** To be done **
Please print all of the material below, word for word.

** Extracted information **
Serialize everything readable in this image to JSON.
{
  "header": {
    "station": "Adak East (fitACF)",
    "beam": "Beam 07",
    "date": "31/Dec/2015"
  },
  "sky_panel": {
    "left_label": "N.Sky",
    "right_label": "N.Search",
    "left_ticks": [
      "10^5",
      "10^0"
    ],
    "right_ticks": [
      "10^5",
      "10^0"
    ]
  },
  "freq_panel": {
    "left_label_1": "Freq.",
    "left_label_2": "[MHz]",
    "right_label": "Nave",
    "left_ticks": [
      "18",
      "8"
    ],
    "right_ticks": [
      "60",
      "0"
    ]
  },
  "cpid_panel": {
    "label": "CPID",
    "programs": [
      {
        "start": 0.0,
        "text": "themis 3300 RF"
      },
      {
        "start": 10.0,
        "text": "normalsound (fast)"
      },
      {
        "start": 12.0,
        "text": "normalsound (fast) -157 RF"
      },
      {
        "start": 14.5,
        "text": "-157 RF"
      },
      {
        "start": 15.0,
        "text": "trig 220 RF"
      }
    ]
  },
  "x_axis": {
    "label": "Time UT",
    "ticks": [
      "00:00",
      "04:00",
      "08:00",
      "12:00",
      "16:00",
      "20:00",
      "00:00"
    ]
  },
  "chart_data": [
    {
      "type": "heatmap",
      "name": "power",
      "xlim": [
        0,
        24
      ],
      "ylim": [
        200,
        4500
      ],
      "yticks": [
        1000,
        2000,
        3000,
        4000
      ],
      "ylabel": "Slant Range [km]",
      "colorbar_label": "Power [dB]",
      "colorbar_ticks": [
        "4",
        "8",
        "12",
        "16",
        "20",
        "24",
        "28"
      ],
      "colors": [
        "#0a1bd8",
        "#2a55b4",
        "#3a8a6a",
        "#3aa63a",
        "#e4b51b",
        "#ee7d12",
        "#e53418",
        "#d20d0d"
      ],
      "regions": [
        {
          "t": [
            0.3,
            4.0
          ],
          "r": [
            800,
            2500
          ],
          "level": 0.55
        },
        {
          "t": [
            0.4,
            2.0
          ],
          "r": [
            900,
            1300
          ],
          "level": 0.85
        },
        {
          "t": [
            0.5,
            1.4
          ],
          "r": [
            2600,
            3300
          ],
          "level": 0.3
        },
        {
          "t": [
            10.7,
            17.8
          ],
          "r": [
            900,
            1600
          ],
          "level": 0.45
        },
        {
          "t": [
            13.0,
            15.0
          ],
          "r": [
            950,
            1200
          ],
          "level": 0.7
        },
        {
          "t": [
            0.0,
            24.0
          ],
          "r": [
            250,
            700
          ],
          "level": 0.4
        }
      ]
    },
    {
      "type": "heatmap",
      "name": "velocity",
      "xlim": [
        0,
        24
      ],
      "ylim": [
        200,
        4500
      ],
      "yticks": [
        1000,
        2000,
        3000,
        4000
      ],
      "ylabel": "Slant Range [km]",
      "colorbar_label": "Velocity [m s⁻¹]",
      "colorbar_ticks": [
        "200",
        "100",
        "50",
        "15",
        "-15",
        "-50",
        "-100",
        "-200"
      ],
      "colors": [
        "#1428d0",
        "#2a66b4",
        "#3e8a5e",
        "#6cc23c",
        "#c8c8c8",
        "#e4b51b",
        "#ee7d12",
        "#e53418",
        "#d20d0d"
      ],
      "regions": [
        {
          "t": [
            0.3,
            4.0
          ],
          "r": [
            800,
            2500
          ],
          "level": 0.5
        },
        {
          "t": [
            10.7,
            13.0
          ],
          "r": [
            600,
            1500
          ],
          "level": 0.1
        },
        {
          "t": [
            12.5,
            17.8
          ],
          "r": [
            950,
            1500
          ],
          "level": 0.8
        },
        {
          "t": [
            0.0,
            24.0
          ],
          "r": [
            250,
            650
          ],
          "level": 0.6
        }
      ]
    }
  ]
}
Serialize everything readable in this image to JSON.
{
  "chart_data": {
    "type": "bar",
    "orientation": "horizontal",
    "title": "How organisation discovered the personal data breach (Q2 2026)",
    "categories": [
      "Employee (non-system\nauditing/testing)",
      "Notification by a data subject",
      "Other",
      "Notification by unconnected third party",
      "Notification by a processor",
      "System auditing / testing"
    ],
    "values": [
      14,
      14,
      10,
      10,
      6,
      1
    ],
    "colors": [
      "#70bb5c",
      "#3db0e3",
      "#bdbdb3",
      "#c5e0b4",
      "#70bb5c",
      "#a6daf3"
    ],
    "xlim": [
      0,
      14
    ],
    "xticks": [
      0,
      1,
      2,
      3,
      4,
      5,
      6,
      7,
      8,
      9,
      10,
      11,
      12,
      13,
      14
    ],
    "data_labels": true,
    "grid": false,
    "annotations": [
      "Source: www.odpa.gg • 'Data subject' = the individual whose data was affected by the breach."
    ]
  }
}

** Result for this task **
Serialize everything readable in this image to JSON.
{
  "header": {
    "station": "Adak East (fitACF)",
    "beam": "Beam 07",
    "date": "31/Dec/2015"
  },
  "sky_panel": {
    "left_label": "N.Sky",
    "right_label": "N.Search",
    "left_ticks": [
      "10^5",
      "10^0"
    ],
    "right_ticks": [
      "10^5",
      "10^0"
    ]
  },
  "freq_panel": {
    "left_label_1": "Freq.",
    "left_label_2": "[MHz]",
    "right_label": "Nave",
    "left_ticks": [
      "18",
      "8"
    ],
    "right_ticks": [
      "60",
      "0"
    ]
  },
  "cpid_panel": {
    "label": "CPID",
    "programs": [
      {
        "start": 0.0,
        "text": "themis 3300 RF"
      },
      {
        "start": 10.0,
        "text": "normalsound (fast)"
      },
      {
        "start": 12.0,
        "text": "normalsound (fast) -157 RF"
      },
      {
        "start": 14.5,
        "text": "-157 RF"
      },
      {
        "start": 15.0,
        "text": "trig 220 RF"
      }
    ]
  },
  "x_axis": {
    "label": "Time UT",
    "ticks": [
      "00:00",
      "04:00",
      "08:00",
      "12:00",
      "16:00",
      "20:00",
      "00:00"
    ]
  },
  "chart_data": [
    {
      "type": "heatmap",
      "name": "power",
      "xlim": [
        0,
        24
      ],
      "ylim": [
        200,
        4500
      ],
      "yticks": [
        1000,
        2000,
        3000,
        4000
      ],
      "ylabel": "Slant Range [km]",
      "colorbar_label": "Power [dB]",
      "colorbar_ticks": [
        "4",
        "8",
        "12",
        "16",
        "20",
        "24",
        "28"
      ],
      "colors": [
        "#0a1bd8",
        "#2a55b4",
        "#3a8a6a",
        "#3aa63a",
        "#e4b51b",
        "#ee7d12",
        "#e53418",
        "#d20d0d"
      ],
      "regions": [
        {
          "t": [
            0.3,
            4.0
          ],
          "r": [
            800,
            2500
          ],
          "level": 0.55
        },
        {
          "t": [
            0.4,
            2.0
          ],
          "r": [
            900,
            1300
          ],
          "level": 0.85
        },
        {
          "t": [
            0.5,
            1.4
          ],
          "r": [
            2600,
            3300
          ],
          "level": 0.3
        },
        {
          "t": [
            10.7,
            17.8
          ],
          "r": [
            900,
            1600
          ],
          "level": 0.45
        },
        {
          "t": [
            13.0,
            15.0
          ],
          "r": [
            950,
            1200
          ],
          "level": 0.7
        },
        {
          "t": [
            0.0,
            24.0
          ],
          "r": [
            250,
            700
          ],
          "level": 0.4
        }
      ]
    },
    {
      "type": "heatmap",
      "name": "velocity",
      "xlim": [
        0,
        24
      ],
      "ylim": [
        200,
        4500
      ],
      "yticks": [
        1000,
        2000,
        3000,
        4000
      ],
      "ylabel": "Slant Range [km]",
      "colorbar_label": "Velocity [m s⁻¹]",
      "colorbar_ticks": [
        "200",
        "100",
        "50",
        "15",
        "-15",
        "-50",
        "-100",
        "-200"
      ],
      "colors": [
        "#1428d0",
        "#2a66b4",
        "#3e8a5e",
        "#6cc23c",
        "#c8c8c8",
        "#e4b51b",
        "#ee7d12",
        "#e53418",
        "#d20d0d"
      ],
      "regions": [
        {
          "t": [
            0.3,
            4.0
          ],
          "r": [
            800,
            2500
          ],
          "level": 0.5
        },
        {
          "t": [
            10.7,
            13.0
          ],
          "r": [
            600,
            1500
          ],
          "level": 0.1
        },
        {
          "t": [
            12.5,
            17.8
          ],
          "r": [
            950,
            1500
          ],
          "level": 0.8
        },
        {
          "t": [
            0.0,
            24.0
          ],
          "r": [
            250,
            650
          ],
          "level": 0.6
        }
      ]
    }
  ]
}
Serialize everything readable in this image to JSON.
{
  "chart_data": {
    "type": "bar",
    "orientation": "horizontal",
    "title": "How organisation discovered the personal data breach (Q2 2026)",
    "categories": [
      "Employee (non-system\nauditing/testing)",
      "Notification by a data subject",
      "Other",
      "Notification by unconnected third party",
      "Notification by a processor",
      "System auditing / testing"
    ],
    "values": [
      14,
      14,
      10,
      10,
      6,
      1
    ],
    "colors": [
      "#70bb5c",
      "#3db0e3",
      "#bdbdb3",
      "#c5e0b4",
      "#70bb5c",
      "#a6daf3"
    ],
    "xlim": [
      0,
      14
    ],
    "xticks": [
      0,
      1,
      2,
      3,
      4,
      5,
      6,
      7,
      8,
      9,
      10,
      11,
      12,
      13,
      14
    ],
    "data_labels": true,
    "grid": false,
    "annotations": [
      "Source: www.odpa.gg • 'Data subject' = the individual whose data was affected by the breach."
    ]
  }
}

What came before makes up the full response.